TASK OBJECTIVE -
The records below are to be repeated in full, exactly as they are.

AVAILABLE RECORDS -
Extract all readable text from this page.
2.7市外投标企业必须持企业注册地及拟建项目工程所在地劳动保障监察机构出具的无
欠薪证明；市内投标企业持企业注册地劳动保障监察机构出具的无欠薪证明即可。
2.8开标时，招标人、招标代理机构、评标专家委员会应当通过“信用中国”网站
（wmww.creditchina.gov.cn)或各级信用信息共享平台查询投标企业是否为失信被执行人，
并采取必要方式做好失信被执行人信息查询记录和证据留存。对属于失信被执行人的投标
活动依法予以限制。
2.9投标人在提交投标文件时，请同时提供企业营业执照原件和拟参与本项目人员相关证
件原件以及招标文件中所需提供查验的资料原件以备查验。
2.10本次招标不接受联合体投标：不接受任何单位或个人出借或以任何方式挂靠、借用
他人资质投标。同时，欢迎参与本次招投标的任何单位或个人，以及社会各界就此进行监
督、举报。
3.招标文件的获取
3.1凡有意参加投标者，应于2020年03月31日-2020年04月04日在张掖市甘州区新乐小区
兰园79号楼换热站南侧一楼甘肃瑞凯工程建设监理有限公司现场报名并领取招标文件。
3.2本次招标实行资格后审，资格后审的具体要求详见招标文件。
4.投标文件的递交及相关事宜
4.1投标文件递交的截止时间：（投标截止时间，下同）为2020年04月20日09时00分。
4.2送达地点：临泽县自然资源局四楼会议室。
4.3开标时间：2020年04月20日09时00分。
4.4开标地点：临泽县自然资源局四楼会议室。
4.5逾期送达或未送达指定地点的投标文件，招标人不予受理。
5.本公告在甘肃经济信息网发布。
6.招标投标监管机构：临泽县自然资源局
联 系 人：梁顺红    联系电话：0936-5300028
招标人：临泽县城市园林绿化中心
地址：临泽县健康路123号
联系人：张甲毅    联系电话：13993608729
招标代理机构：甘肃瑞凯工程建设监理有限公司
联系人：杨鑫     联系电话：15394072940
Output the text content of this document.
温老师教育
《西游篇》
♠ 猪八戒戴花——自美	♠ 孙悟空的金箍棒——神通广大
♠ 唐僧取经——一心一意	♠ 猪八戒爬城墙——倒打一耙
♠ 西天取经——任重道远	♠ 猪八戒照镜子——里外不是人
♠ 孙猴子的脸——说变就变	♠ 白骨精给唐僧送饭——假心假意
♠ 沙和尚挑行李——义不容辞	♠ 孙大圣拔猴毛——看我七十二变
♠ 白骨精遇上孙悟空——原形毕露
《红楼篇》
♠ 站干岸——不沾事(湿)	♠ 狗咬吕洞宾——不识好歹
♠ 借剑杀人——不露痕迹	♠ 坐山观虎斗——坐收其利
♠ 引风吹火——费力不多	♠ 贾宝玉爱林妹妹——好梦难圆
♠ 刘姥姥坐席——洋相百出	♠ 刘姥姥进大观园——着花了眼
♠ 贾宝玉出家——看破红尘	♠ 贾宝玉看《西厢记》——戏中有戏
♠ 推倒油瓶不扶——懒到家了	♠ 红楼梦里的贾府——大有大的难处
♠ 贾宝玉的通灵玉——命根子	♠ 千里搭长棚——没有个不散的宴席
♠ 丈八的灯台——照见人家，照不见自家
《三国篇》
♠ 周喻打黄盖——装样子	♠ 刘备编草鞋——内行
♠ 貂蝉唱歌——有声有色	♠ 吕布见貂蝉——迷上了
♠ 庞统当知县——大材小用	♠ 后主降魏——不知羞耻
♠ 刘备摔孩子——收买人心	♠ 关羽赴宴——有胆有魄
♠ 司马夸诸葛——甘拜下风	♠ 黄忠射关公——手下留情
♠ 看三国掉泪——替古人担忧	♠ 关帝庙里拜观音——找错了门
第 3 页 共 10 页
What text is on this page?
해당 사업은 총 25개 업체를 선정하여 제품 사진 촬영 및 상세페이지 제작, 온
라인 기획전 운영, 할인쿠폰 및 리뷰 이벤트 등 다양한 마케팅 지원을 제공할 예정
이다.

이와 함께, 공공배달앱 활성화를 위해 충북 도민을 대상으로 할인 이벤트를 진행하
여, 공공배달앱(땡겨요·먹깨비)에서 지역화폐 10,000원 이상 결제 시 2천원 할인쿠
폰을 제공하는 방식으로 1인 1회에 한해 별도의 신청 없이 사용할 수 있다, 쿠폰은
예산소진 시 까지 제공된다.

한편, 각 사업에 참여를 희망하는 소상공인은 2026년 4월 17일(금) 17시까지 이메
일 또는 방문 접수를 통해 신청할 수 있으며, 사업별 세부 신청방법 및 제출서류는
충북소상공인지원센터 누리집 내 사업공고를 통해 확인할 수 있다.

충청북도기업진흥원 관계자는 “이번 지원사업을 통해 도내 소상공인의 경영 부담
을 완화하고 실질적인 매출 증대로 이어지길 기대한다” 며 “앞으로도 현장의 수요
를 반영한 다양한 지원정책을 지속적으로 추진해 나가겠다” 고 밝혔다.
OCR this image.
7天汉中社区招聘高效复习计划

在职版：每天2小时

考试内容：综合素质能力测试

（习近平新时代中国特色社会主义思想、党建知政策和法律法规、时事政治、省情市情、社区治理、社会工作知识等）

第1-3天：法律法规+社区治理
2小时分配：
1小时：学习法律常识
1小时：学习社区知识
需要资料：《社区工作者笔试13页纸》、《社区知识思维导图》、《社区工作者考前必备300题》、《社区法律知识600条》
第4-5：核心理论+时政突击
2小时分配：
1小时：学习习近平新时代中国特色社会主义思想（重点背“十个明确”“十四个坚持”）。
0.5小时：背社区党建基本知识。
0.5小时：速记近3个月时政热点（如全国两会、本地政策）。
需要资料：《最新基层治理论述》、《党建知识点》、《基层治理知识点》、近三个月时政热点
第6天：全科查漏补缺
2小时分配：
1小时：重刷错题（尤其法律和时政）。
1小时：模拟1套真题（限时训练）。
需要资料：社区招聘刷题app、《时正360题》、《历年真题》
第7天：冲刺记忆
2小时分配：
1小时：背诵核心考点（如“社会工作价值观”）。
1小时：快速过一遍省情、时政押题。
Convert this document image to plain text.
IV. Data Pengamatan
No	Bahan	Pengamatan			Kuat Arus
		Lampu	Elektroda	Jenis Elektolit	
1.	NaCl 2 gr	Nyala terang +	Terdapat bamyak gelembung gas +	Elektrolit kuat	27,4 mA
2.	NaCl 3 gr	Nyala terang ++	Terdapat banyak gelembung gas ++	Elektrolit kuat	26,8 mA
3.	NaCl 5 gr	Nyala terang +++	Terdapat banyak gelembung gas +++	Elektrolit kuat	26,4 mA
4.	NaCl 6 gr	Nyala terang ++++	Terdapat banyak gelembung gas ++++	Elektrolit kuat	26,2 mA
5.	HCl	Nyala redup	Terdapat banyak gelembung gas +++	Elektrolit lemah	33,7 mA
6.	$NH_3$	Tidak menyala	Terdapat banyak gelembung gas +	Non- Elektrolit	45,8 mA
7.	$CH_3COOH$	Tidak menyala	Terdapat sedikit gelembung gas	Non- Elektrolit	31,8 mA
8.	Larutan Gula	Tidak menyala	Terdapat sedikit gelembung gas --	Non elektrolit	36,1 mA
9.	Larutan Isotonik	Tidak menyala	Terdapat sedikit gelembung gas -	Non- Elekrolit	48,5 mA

COMPLETED EXERCISE -
Extract all readable text from this page.
2.7市外投标企业必须持企业注册地及拟建项目工程所在地劳动保障监察机构出具的无
欠薪证明；市内投标企业持企业注册地劳动保障监察机构出具的无欠薪证明即可。
2.8开标时，招标人、招标代理机构、评标专家委员会应当通过“信用中国”网站
（wmww.creditchina.gov.cn)或各级信用信息共享平台查询投标企业是否为失信被执行人，
并采取必要方式做好失信被执行人信息查询记录和证据留存。对属于失信被执行人的投标
活动依法予以限制。
2.9投标人在提交投标文件时，请同时提供企业营业执照原件和拟参与本项目人员相关证
件原件以及招标文件中所需提供查验的资料原件以备查验。
2.10本次招标不接受联合体投标：不接受任何单位或个人出借或以任何方式挂靠、借用
他人资质投标。同时，欢迎参与本次招投标的任何单位或个人，以及社会各界就此进行监
督、举报。
3.招标文件的获取
3.1凡有意参加投标者，应于2020年03月31日-2020年04月04日在张掖市甘州区新乐小区
兰园79号楼换热站南侧一楼甘肃瑞凯工程建设监理有限公司现场报名并领取招标文件。
3.2本次招标实行资格后审，资格后审的具体要求详见招标文件。
4.投标文件的递交及相关事宜
4.1投标文件递交的截止时间：（投标截止时间，下同）为2020年04月20日09时00分。
4.2送达地点：临泽县自然资源局四楼会议室。
4.3开标时间：2020年04月20日09时00分。
4.4开标地点：临泽县自然资源局四楼会议室。
4.5逾期送达或未送达指定地点的投标文件，招标人不予受理。
5.本公告在甘肃经济信息网发布。
6.招标投标监管机构：临泽县自然资源局
联 系 人：梁顺红    联系电话：0936-5300028
招标人：临泽县城市园林绿化中心
地址：临泽县健康路123号
联系人：张甲毅    联系电话：13993608729
招标代理机构：甘肃瑞凯工程建设监理有限公司
联系人：杨鑫     联系电话：15394072940
Output the text content of this document.
温老师教育
《西游篇》
♠ 猪八戒戴花——自美	♠ 孙悟空的金箍棒——神通广大
♠ 唐僧取经——一心一意	♠ 猪八戒爬城墙——倒打一耙
♠ 西天取经——任重道远	♠ 猪八戒照镜子——里外不是人
♠ 孙猴子的脸——说变就变	♠ 白骨精给唐僧送饭——假心假意
♠ 沙和尚挑行李——义不容辞	♠ 孙大圣拔猴毛——看我七十二变
♠ 白骨精遇上孙悟空——原形毕露
《红楼篇》
♠ 站干岸——不沾事(湿)	♠ 狗咬吕洞宾——不识好歹
♠ 借剑杀人——不露痕迹	♠ 坐山观虎斗——坐收其利
♠ 引风吹火——费力不多	♠ 贾宝玉爱林妹妹——好梦难圆
♠ 刘姥姥坐席——洋相百出	♠ 刘姥姥进大观园——着花了眼
♠ 贾宝玉出家——看破红尘	♠ 贾宝玉看《西厢记》——戏中有戏
♠ 推倒油瓶不扶——懒到家了	♠ 红楼梦里的贾府——大有大的难处
♠ 贾宝玉的通灵玉——命根子	♠ 千里搭长棚——没有个不散的宴席
♠ 丈八的灯台——照见人家，照不见自家
《三国篇》
♠ 周喻打黄盖——装样子	♠ 刘备编草鞋——内行
♠ 貂蝉唱歌——有声有色	♠ 吕布见貂蝉——迷上了
♠ 庞统当知县——大材小用	♠ 后主降魏——不知羞耻
♠ 刘备摔孩子——收买人心	♠ 关羽赴宴——有胆有魄
♠ 司马夸诸葛——甘拜下风	♠ 黄忠射关公——手下留情
♠ 看三国掉泪——替古人担忧	♠ 关帝庙里拜观音——找错了门
第 3 页 共 10 页
What text is on this page?
해당 사업은 총 25개 업체를 선정하여 제품 사진 촬영 및 상세페이지 제작, 온
라인 기획전 운영, 할인쿠폰 및 리뷰 이벤트 등 다양한 마케팅 지원을 제공할 예정
이다.

이와 함께, 공공배달앱 활성화를 위해 충북 도민을 대상으로 할인 이벤트를 진행하
여, 공공배달앱(땡겨요·먹깨비)에서 지역화폐 10,000원 이상 결제 시 2천원 할인쿠
폰을 제공하는 방식으로 1인 1회에 한해 별도의 신청 없이 사용할 수 있다, 쿠폰은
예산소진 시 까지 제공된다.

한편, 각 사업에 참여를 희망하는 소상공인은 2026년 4월 17일(금) 17시까지 이메
일 또는 방문 접수를 통해 신청할 수 있으며, 사업별 세부 신청방법 및 제출서류는
충북소상공인지원센터 누리집 내 사업공고를 통해 확인할 수 있다.

충청북도기업진흥원 관계자는 “이번 지원사업을 통해 도내 소상공인의 경영 부담
을 완화하고 실질적인 매출 증대로 이어지길 기대한다” 며 “앞으로도 현장의 수요
를 반영한 다양한 지원정책을 지속적으로 추진해 나가겠다” 고 밝혔다.
OCR this image.
7天汉中社区招聘高效复习计划

在职版：每天2小时

考试内容：综合素质能力测试

（习近平新时代中国特色社会主义思想、党建知政策和法律法规、时事政治、省情市情、社区治理、社会工作知识等）

第1-3天：法律法规+社区治理
2小时分配：
1小时：学习法律常识
1小时：学习社区知识
需要资料：《社区工作者笔试13页纸》、《社区知识思维导图》、《社区工作者考前必备300题》、《社区法律知识600条》
第4-5：核心理论+时政突击
2小时分配：
1小时：学习习近平新时代中国特色社会主义思想（重点背“十个明确”“十四个坚持”）。
0.5小时：背社区党建基本知识。
0.5小时：速记近3个月时政热点（如全国两会、本地政策）。
需要资料：《最新基层治理论述》、《党建知识点》、《基层治理知识点》、近三个月时政热点
第6天：全科查漏补缺
2小时分配：
1小时：重刷错题（尤其法律和时政）。
1小时：模拟1套真题（限时训练）。
需要资料：社区招聘刷题app、《时正360题》、《历年真题》
第7天：冲刺记忆
2小时分配：
1小时：背诵核心考点（如“社会工作价值观”）。
1小时：快速过一遍省情、时政押题。
Convert this document image to plain text.
IV. Data Pengamatan
No	Bahan	Pengamatan			Kuat Arus
		Lampu	Elektroda	Jenis Elektolit	
1.	NaCl 2 gr	Nyala terang +	Terdapat bamyak gelembung gas +	Elektrolit kuat	27,4 mA
2.	NaCl 3 gr	Nyala terang ++	Terdapat banyak gelembung gas ++	Elektrolit kuat	26,8 mA
3.	NaCl 5 gr	Nyala terang +++	Terdapat banyak gelembung gas +++	Elektrolit kuat	26,4 mA
4.	NaCl 6 gr	Nyala terang ++++	Terdapat banyak gelembung gas ++++	Elektrolit kuat	26,2 mA
5.	HCl	Nyala redup	Terdapat banyak gelembung gas +++	Elektrolit lemah	33,7 mA
6.	$NH_3$	Tidak menyala	Terdapat banyak gelembung gas +	Non- Elektrolit	45,8 mA
7.	$CH_3COOH$	Tidak menyala	Terdapat sedikit gelembung gas	Non- Elektrolit	31,8 mA
8.	Larutan Gula	Tidak menyala	Terdapat sedikit gelembung gas --	Non elektrolit	36,1 mA
9.	Larutan Isotonik	Tidak menyala	Terdapat sedikit gelembung gas -	Non- Elekrolit	48,5 mA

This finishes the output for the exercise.